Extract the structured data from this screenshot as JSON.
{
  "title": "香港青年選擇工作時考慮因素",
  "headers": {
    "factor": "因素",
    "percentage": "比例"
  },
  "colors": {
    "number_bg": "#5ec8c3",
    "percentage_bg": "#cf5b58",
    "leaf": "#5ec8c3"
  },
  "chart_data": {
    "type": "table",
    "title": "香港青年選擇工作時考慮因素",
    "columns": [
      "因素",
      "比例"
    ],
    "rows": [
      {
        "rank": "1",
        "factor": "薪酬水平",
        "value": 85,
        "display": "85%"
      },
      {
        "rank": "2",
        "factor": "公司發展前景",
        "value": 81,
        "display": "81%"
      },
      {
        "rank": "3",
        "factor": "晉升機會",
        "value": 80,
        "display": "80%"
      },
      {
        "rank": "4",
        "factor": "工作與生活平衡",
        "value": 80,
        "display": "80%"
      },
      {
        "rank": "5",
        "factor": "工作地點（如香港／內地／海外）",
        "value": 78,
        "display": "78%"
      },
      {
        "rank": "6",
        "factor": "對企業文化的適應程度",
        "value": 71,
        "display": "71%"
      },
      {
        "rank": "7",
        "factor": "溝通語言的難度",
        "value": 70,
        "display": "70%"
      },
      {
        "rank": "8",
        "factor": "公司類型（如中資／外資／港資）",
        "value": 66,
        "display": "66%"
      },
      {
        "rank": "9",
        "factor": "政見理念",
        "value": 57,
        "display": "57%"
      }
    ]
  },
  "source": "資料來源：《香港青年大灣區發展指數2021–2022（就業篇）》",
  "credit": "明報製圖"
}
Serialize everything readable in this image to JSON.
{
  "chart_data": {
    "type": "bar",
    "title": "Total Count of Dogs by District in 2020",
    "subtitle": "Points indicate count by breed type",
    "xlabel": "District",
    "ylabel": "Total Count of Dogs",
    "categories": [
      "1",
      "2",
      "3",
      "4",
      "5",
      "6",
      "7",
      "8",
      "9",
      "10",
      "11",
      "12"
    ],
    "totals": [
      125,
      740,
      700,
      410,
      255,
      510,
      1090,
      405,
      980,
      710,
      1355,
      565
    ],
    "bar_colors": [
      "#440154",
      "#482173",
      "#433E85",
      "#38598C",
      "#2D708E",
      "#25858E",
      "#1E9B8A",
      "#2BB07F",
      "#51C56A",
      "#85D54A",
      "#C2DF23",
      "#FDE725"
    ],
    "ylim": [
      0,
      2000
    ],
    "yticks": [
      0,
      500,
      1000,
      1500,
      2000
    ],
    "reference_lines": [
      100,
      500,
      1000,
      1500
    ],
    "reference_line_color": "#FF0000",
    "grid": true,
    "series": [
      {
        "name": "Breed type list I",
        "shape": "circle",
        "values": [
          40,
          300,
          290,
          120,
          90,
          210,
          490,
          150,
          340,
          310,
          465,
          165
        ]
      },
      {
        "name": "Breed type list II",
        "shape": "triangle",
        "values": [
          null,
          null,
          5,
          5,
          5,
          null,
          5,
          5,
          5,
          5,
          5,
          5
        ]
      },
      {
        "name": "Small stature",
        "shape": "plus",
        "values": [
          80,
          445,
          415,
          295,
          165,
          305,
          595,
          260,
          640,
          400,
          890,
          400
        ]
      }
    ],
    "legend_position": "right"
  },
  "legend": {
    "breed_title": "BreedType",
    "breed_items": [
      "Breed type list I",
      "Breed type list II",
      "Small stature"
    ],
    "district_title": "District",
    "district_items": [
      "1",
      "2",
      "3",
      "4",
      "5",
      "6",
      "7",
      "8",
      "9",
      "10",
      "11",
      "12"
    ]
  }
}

★ ★ ★ ★ ★

### [Aim of the task]
Here, the records must be output exactly and in full.

### [Task output]
Extract the structured data from this screenshot as JSON.
{
  "title": "香港青年選擇工作時考慮因素",
  "headers": {
    "factor": "因素",
    "percentage": "比例"
  },
  "colors": {
    "number_bg": "#5ec8c3",
    "percentage_bg": "#cf5b58",
    "leaf": "#5ec8c3"
  },
  "chart_data": {
    "type": "table",
    "title": "香港青年選擇工作時考慮因素",
    "columns": [
      "因素",
      "比例"
    ],
    "rows": [
      {
        "rank": "1",
        "factor": "薪酬水平",
        "value": 85,
        "display": "85%"
      },
      {
        "rank": "2",
        "factor": "公司發展前景",
        "value": 81,
        "display": "81%"
      },
      {
        "rank": "3",
        "factor": "晉升機會",
        "value": 80,
        "display": "80%"
      },
      {
        "rank": "4",
        "factor": "工作與生活平衡",
        "value": 80,
        "display": "80%"
      },
      {
        "rank": "5",
        "factor": "工作地點（如香港／內地／海外）",
        "value": 78,
        "display": "78%"
      },
      {
        "rank": "6",
        "factor": "對企業文化的適應程度",
        "value": 71,
        "display": "71%"
      },
      {
        "rank": "7",
        "factor": "溝通語言的難度",
        "value": 70,
        "display": "70%"
      },
      {
        "rank": "8",
        "factor": "公司類型（如中資／外資／港資）",
        "value": 66,
        "display": "66%"
      },
      {
        "rank": "9",
        "factor": "政見理念",
        "value": 57,
        "display": "57%"
      }
    ]
  },
  "source": "資料來源：《香港青年大灣區發展指數2021–2022（就業篇）》",
  "credit": "明報製圖"
}
Serialize everything readable in this image to JSON.
{
  "chart_data": {
    "type": "bar",
    "title": "Total Count of Dogs by District in 2020",
    "subtitle": "Points indicate count by breed type",
    "xlabel": "District",
    "ylabel": "Total Count of Dogs",
    "categories": [
      "1",
      "2",
      "3",
      "4",
      "5",
      "6",
      "7",
      "8",
      "9",
      "10",
      "11",
      "12"
    ],
    "totals": [
      125,
      740,
      700,
      410,
      255,
      510,
      1090,
      405,
      980,
      710,
      1355,
      565
    ],
    "bar_colors": [
      "#440154",
      "#482173",
      "#433E85",
      "#38598C",
      "#2D708E",
      "#25858E",
      "#1E9B8A",
      "#2BB07F",
      "#51C56A",
      "#85D54A",
      "#C2DF23",
      "#FDE725"
    ],
    "ylim": [
      0,
      2000
    ],
    "yticks": [
      0,
      500,
      1000,
      1500,
      2000
    ],
    "reference_lines": [
      100,
      500,
      1000,
      1500
    ],
    "reference_line_color": "#FF0000",
    "grid": true,
    "series": [
      {
        "name": "Breed type list I",
        "shape": "circle",
        "values": [
          40,
          300,
          290,
          120,
          90,
          210,
          490,
          150,
          340,
          310,
          465,
          165
        ]
      },
      {
        "name": "Breed type list II",
        "shape": "triangle",
        "values": [
          null,
          null,
          5,
          5,
          5,
          null,
          5,
          5,
          5,
          5,
          5,
          5
        ]
      },
      {
        "name": "Small stature",
        "shape": "plus",
        "values": [
          80,
          445,
          415,
          295,
          165,
          305,
          595,
          260,
          640,
          400,
          890,
          400
        ]
      }
    ],
    "legend_position": "right"
  },
  "legend": {
    "breed_title": "BreedType",
    "breed_items": [
      "Breed type list I",
      "Breed type list II",
      "Small stature"
    ],
    "district_title": "District",
    "district_items": [
      "1",
      "2",
      "3",
      "4",
      "5",
      "6",
      "7",
      "8",
      "9",
      "10",
      "11",
      "12"
    ]
  }
}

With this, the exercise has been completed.